--- START Given information ---

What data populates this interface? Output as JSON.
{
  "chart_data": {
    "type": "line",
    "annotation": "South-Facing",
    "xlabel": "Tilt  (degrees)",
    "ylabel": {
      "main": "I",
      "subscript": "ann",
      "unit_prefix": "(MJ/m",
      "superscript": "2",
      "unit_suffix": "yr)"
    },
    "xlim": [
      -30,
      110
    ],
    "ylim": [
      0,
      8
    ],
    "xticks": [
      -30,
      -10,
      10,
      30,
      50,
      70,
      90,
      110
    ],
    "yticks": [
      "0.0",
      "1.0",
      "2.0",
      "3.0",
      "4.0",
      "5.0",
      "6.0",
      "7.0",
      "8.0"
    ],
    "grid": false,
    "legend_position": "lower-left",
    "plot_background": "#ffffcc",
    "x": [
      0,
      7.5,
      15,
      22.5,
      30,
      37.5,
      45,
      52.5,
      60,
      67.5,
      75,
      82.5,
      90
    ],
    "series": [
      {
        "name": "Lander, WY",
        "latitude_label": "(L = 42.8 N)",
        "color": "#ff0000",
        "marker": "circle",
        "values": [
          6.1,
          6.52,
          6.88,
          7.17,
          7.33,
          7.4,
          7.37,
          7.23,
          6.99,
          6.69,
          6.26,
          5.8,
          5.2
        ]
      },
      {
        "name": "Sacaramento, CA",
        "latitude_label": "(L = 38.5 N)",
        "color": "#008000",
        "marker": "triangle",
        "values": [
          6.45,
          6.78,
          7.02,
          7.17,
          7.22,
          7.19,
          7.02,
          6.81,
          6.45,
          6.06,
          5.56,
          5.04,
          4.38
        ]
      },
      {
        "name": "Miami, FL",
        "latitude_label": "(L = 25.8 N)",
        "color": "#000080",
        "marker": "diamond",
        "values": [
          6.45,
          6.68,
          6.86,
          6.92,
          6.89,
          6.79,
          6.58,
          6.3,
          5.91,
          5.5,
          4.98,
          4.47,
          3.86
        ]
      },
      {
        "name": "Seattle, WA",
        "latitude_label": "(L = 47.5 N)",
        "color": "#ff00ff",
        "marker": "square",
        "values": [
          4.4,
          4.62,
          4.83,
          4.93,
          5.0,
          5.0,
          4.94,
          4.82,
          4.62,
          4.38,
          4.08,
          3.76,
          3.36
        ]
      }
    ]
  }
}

--- END Given information ---

→ **Directions for this task**: Show each line of the data that contains the string "marker".

→ **Exercise answer**:
        "marker": "circle",
        "marker": "triangle",
        "marker": "diamond",
        "marker": "square",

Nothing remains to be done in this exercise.